Required work - Reproduce the full listing below unchanged, apart from the pictures.

Records provided -
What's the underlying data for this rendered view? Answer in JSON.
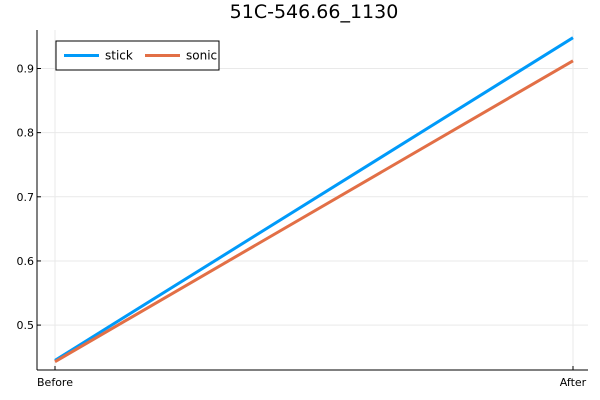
{
  "chart_data": {
    "type": "line",
    "title": "51C-546.66_1130",
    "xlabel": "",
    "ylabel": "",
    "categories": [
      "Before",
      "After"
    ],
    "ylim": [
      0.43,
      0.96
    ],
    "yticks": [
      0.5,
      0.6,
      0.7,
      0.8,
      0.9
    ],
    "ytick_labels": [
      "0.5",
      "0.6",
      "0.7",
      "0.8",
      "0.9"
    ],
    "grid": true,
    "legend_position": "top-left",
    "series": [
      {
        "name": "stick",
        "values": [
          0.445,
          0.948
        ],
        "color": "#009af9"
      },
      {
        "name": "sonic",
        "values": [
          0.443,
          0.912
        ],
        "color": "#e26f46"
      }
    ]
  }
}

Task response -
What's the underlying data for this rendered view? Answer in JSON.
{
  "chart_data": {
    "type": "line",
    "title": "51C-546.66_1130",
    "xlabel": "",
    "ylabel": "",
    "categories": [
      "Before",
      "After"
    ],
    "ylim": [
      0.43,
      0.96
    ],
    "yticks": [
      0.5,
      0.6,
      0.7,
      0.8,
      0.9
    ],
    "ytick_labels": [
      "0.5",
      "0.6",
      "0.7",
      "0.8",
      "0.9"
    ],
    "grid": true,
    "legend_position": "top-left",
    "series": [
      {
        "name": "stick",
        "values": [
          0.445,
          0.948
        ],
        "color": "#009af9"
      },
      {
        "name": "sonic",
        "values": [
          0.443,
          0.912
        ],
        "color": "#e26f46"
      }
    ]
  }
}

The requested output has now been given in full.